> _Material to process_

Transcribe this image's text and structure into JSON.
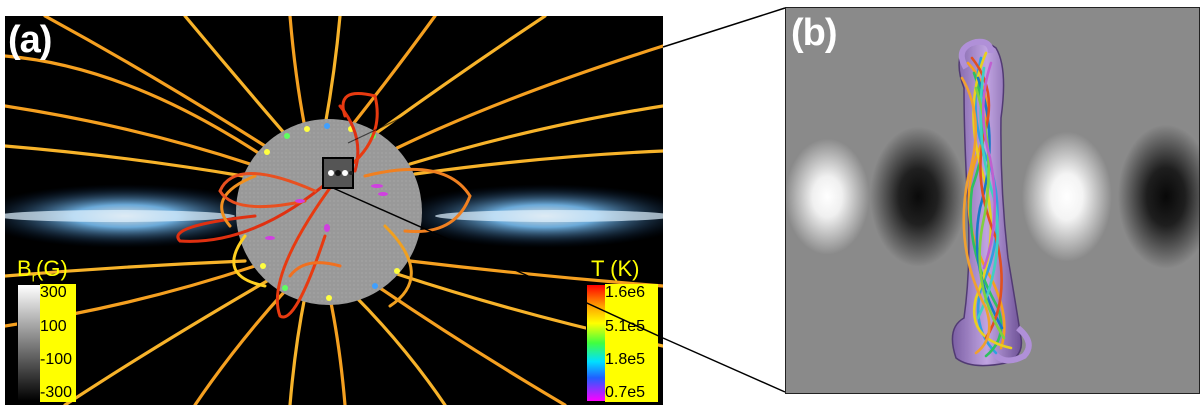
{
  "panel_a": {
    "label": "(a)",
    "br_legend": {
      "title_main": "B",
      "title_sub": "r",
      "title_unit": "(G)",
      "ticks": [
        "300",
        "100",
        "-100",
        "-300"
      ]
    },
    "temp_legend": {
      "title": "T (K)",
      "ticks": [
        "1.6e6",
        "5.1e5",
        "1.8e5",
        "0.7e5"
      ]
    }
  },
  "panel_b": {
    "label": "(b)"
  }
}
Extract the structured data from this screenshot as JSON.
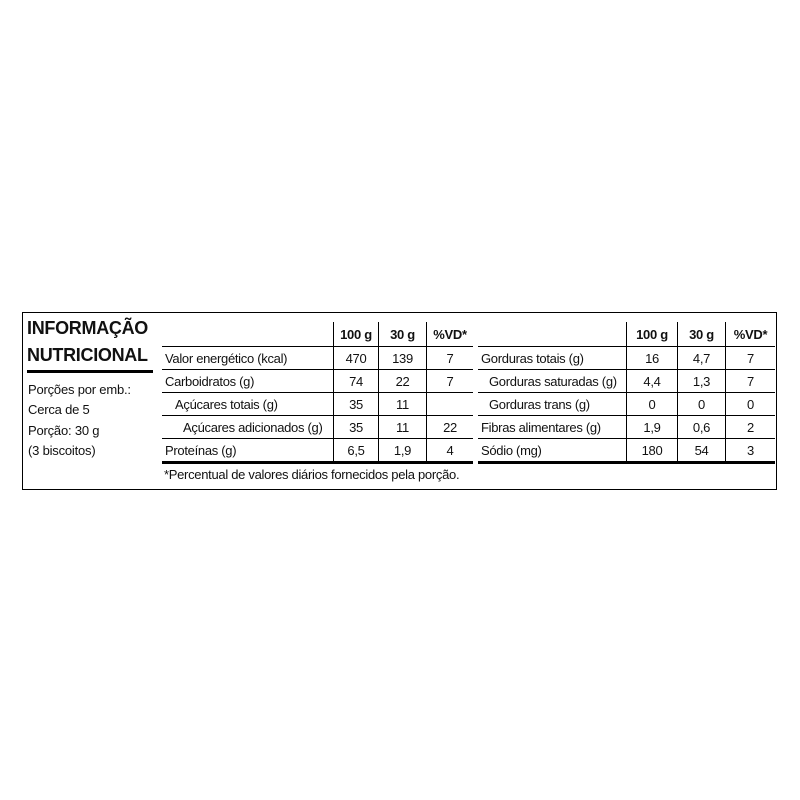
{
  "left_panel": {
    "title": [
      "INFORMAÇÃO",
      "NUTRICIONAL"
    ],
    "lines": [
      "Porções por emb.:",
      "Cerca de 5",
      "Porção: 30 g",
      "(3 biscoitos)"
    ]
  },
  "tables": [
    {
      "headers": [
        "100 g",
        "30 g",
        "%VD*"
      ],
      "rows": [
        [
          "Valor energético (kcal)",
          "470",
          "139",
          "7"
        ],
        [
          "Carboidratos (g)",
          "74",
          "22",
          "7"
        ],
        [
          "Açúcares totais (g)",
          "35",
          "11",
          null
        ],
        [
          "Açúcares adicionados (g)",
          "35",
          "11",
          "22"
        ],
        [
          "Proteínas (g)",
          "6,5",
          "1,9",
          "4"
        ]
      ]
    },
    {
      "headers": [
        "100 g",
        "30 g",
        "%VD*"
      ],
      "rows": [
        [
          "Gorduras totais (g)",
          "16",
          "4,7",
          "7"
        ],
        [
          "Gorduras saturadas (g)",
          "4,4",
          "1,3",
          "7"
        ],
        [
          "Gorduras trans (g)",
          "0",
          "0",
          "0"
        ],
        [
          "Fibras alimentares (g)",
          "1,9",
          "0,6",
          "2"
        ],
        [
          "Sódio (mg)",
          "180",
          "54",
          "3"
        ]
      ]
    }
  ],
  "footnote": "*Percentual de valores diários fornecidos pela porção."
}
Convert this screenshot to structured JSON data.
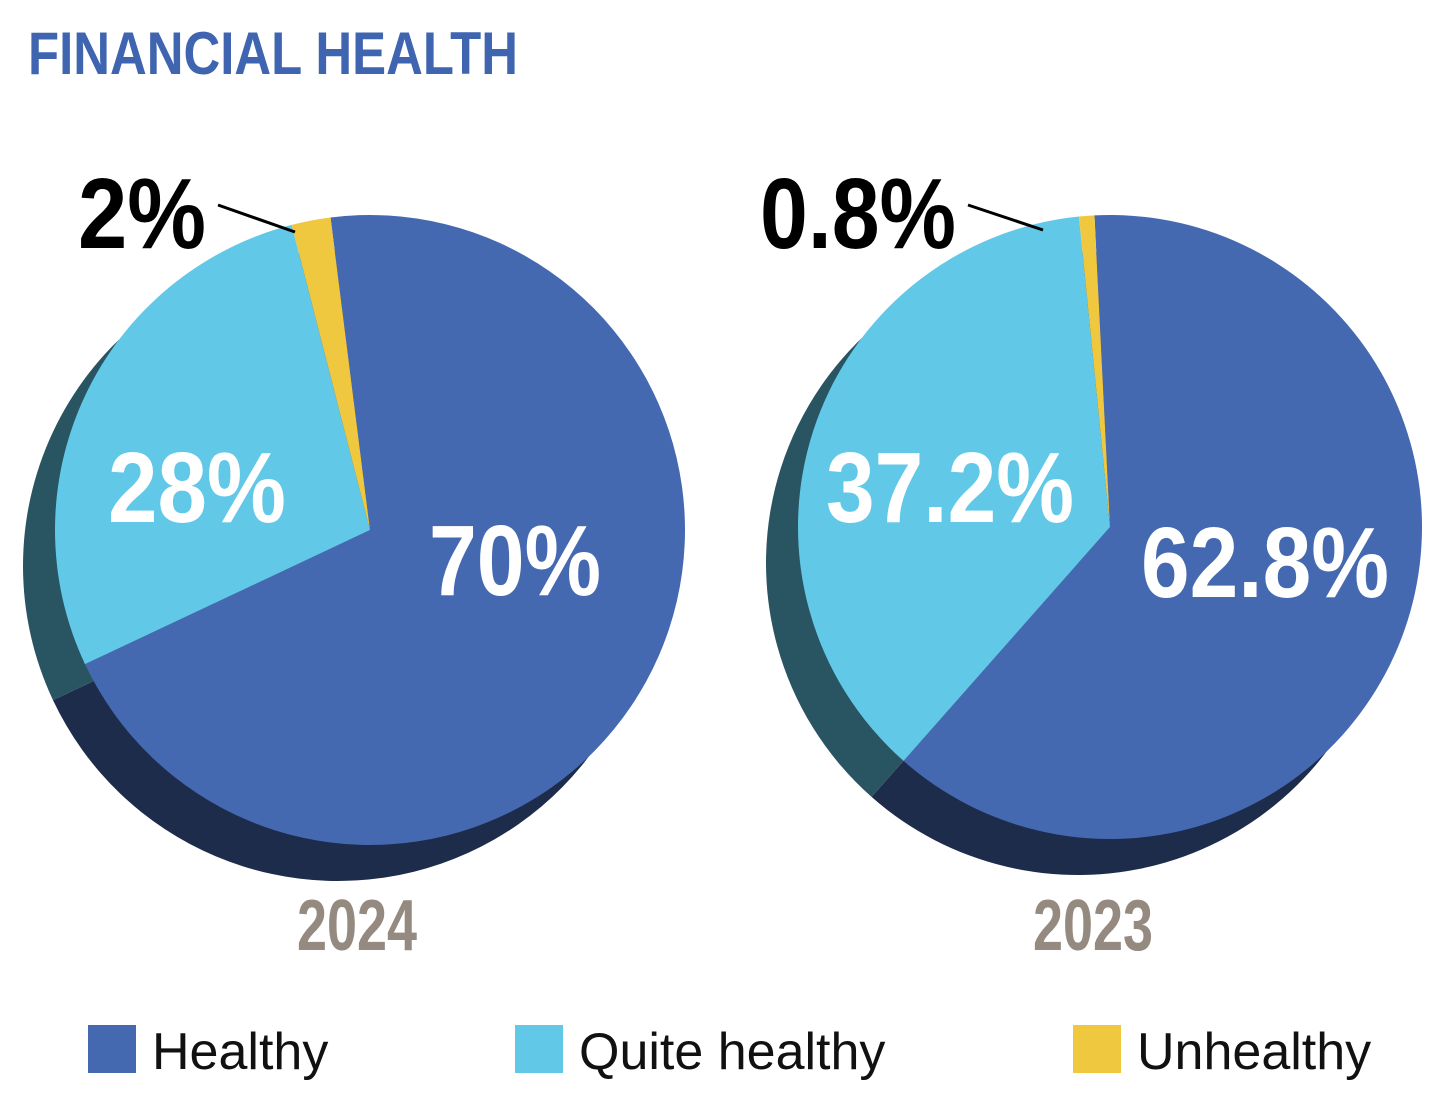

> _Work to do_
Find and copy every line in the entries above where the string "data" occurs.

> _Exercise output_
Extract the structured data from this screenshot as JSON.
Convert this screenshot to structured JSON data.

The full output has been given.